RECORD EXCERPTS =>
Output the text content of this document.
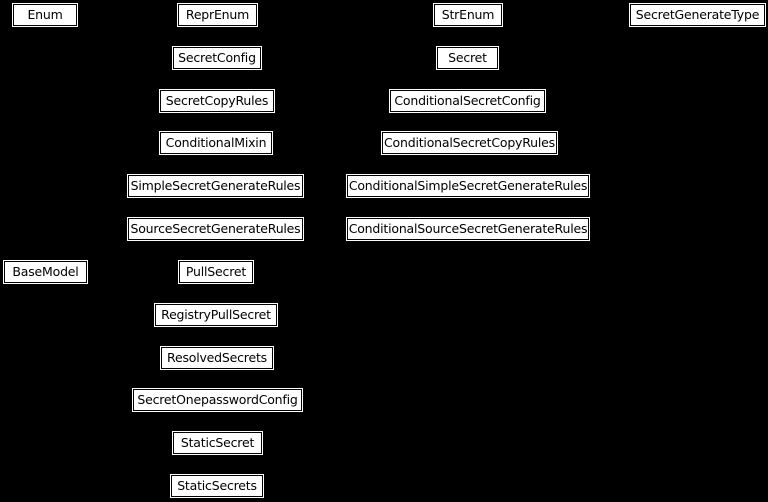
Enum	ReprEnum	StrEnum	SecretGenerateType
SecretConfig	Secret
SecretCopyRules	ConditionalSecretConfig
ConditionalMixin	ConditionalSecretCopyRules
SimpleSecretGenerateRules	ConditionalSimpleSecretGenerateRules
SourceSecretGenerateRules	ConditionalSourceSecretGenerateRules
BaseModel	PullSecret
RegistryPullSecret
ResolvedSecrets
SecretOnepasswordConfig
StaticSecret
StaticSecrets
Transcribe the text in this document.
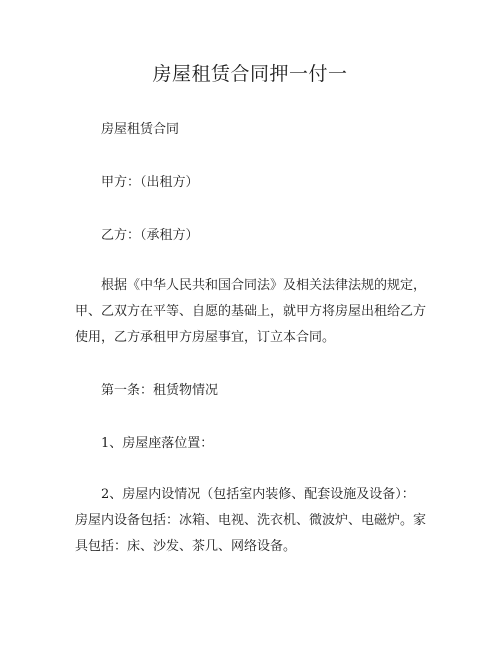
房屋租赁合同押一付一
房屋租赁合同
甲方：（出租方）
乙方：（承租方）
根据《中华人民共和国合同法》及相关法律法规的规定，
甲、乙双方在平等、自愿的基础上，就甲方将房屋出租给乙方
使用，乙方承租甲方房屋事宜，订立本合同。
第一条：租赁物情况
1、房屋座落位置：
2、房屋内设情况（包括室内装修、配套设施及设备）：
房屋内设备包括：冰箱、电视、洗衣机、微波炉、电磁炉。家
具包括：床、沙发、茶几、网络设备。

PROBLEM TO SOLVE =>
Quote exactly, and only, the lines from the line containing "Transcribe the text in this document." through the final line of the records above, both included, omitting any pictures.

PROBLEM SOLUTION =>
Transcribe the text in this document.
房屋租赁合同押一付一
房屋租赁合同
甲方：（出租方）
乙方：（承租方）
根据《中华人民共和国合同法》及相关法律法规的规定，
甲、乙双方在平等、自愿的基础上，就甲方将房屋出租给乙方
使用，乙方承租甲方房屋事宜，订立本合同。
第一条：租赁物情况
1、房屋座落位置：
2、房屋内设情况（包括室内装修、配套设施及设备）：
房屋内设备包括：冰箱、电视、洗衣机、微波炉、电磁炉。家
具包括：床、沙发、茶几、网络设备。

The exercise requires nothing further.